**Task details**
Scan the listing below and copy every line holding "ylabel".

─── Data provided ───

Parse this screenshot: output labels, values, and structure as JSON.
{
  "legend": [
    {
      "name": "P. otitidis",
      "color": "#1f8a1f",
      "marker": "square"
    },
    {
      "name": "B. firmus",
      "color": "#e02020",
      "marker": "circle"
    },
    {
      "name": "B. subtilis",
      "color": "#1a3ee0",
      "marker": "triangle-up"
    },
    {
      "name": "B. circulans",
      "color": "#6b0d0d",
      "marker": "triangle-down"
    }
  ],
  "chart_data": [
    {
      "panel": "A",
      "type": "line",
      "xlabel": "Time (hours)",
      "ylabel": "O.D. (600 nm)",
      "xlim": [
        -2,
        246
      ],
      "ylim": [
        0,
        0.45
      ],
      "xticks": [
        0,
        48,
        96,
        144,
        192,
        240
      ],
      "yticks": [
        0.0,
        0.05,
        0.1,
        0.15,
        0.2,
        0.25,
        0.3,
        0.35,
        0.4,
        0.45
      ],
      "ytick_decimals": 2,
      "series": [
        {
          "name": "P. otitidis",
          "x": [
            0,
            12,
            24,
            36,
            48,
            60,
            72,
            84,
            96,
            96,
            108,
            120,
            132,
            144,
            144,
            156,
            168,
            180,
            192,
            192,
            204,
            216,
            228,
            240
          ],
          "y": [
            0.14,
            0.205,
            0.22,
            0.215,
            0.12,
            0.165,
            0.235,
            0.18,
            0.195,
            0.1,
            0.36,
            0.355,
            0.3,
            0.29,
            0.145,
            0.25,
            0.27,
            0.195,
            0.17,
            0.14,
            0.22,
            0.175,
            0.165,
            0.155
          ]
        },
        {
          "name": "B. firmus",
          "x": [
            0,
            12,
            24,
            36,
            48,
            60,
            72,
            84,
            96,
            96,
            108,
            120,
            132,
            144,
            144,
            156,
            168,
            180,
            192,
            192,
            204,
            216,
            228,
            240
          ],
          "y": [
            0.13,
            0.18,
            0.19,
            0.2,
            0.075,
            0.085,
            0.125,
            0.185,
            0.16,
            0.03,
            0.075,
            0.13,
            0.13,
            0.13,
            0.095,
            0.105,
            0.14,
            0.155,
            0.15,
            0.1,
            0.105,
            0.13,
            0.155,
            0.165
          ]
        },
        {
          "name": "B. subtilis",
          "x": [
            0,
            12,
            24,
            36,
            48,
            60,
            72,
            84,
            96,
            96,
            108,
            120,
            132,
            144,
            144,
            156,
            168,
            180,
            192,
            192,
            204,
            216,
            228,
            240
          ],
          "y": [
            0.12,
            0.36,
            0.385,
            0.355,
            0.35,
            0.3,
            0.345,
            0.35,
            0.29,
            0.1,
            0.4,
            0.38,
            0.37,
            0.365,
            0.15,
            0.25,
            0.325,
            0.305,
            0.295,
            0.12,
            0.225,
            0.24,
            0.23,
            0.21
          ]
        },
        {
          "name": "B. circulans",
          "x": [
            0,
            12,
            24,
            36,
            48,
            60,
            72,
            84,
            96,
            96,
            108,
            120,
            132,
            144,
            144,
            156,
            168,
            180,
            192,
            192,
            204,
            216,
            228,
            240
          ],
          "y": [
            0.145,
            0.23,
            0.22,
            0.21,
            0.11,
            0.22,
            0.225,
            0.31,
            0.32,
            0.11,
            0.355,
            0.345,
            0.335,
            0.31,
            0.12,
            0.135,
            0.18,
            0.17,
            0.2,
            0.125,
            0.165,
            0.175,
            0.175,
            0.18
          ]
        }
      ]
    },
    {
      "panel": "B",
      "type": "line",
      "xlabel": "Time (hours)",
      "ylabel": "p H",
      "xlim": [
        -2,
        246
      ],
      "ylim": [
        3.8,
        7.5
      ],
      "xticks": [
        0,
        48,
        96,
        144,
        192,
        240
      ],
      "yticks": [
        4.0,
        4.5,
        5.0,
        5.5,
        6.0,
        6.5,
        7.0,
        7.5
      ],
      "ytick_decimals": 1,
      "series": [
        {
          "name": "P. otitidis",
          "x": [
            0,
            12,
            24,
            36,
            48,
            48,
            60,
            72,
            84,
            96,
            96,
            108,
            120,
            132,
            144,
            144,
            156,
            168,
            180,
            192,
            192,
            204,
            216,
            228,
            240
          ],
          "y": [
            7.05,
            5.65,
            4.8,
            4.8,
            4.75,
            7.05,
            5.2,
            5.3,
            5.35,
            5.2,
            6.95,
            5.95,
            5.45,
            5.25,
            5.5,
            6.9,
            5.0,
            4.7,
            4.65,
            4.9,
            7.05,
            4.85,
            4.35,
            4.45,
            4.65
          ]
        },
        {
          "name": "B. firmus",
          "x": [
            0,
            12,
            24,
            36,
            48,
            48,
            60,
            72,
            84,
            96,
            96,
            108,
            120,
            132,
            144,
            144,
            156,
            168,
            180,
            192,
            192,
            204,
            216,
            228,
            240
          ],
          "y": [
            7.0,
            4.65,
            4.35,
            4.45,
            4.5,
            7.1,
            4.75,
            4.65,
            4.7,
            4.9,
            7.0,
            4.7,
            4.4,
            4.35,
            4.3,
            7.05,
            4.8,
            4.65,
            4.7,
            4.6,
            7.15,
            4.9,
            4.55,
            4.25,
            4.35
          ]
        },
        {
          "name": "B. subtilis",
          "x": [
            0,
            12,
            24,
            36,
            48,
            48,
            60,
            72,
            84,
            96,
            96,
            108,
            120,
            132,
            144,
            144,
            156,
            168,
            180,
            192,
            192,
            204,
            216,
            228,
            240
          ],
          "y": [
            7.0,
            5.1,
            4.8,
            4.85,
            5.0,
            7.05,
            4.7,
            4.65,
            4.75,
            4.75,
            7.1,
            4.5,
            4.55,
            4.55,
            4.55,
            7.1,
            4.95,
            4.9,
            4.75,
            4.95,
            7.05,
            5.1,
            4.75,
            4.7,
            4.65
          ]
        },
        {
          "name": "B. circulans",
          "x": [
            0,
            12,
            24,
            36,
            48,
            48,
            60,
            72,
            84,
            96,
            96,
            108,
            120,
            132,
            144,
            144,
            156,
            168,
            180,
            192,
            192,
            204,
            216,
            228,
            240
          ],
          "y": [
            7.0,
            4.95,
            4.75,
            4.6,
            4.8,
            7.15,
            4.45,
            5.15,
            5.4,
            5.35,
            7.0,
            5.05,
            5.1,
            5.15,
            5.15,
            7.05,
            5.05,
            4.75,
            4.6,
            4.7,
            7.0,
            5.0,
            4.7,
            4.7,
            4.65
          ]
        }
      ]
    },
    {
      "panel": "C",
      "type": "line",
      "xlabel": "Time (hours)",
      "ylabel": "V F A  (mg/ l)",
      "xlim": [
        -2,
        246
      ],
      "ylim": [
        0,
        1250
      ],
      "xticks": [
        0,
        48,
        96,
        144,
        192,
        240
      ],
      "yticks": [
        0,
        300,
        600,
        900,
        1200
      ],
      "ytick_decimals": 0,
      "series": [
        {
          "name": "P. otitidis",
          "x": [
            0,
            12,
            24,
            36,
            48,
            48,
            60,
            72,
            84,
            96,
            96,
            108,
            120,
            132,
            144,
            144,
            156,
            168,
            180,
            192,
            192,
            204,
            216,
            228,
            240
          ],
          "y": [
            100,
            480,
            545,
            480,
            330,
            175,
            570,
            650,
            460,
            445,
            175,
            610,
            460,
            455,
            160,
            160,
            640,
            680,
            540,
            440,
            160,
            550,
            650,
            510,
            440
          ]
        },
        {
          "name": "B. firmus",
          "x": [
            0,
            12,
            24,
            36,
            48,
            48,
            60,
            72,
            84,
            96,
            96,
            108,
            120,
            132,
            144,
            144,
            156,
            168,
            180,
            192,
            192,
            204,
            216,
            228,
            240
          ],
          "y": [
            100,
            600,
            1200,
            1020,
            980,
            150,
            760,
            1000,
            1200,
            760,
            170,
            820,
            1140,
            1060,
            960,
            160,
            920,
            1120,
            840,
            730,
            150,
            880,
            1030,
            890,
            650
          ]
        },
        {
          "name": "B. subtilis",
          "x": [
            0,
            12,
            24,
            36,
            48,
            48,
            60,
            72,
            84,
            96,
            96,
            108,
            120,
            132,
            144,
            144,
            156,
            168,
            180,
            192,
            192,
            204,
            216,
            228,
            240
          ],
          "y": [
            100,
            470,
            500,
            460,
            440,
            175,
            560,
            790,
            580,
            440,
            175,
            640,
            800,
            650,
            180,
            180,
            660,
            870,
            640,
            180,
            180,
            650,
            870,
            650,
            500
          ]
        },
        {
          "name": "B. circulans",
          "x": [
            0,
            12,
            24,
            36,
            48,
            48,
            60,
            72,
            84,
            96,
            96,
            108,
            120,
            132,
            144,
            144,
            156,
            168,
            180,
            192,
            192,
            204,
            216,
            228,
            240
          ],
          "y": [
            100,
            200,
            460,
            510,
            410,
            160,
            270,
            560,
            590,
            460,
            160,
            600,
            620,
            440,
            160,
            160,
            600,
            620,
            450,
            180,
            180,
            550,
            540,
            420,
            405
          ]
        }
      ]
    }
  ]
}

───

**Result of the exercise**
      "ylabel": "O.D. (600 nm)",
      "ylabel": "p H",
      "ylabel": "V F A  (mg/ l)",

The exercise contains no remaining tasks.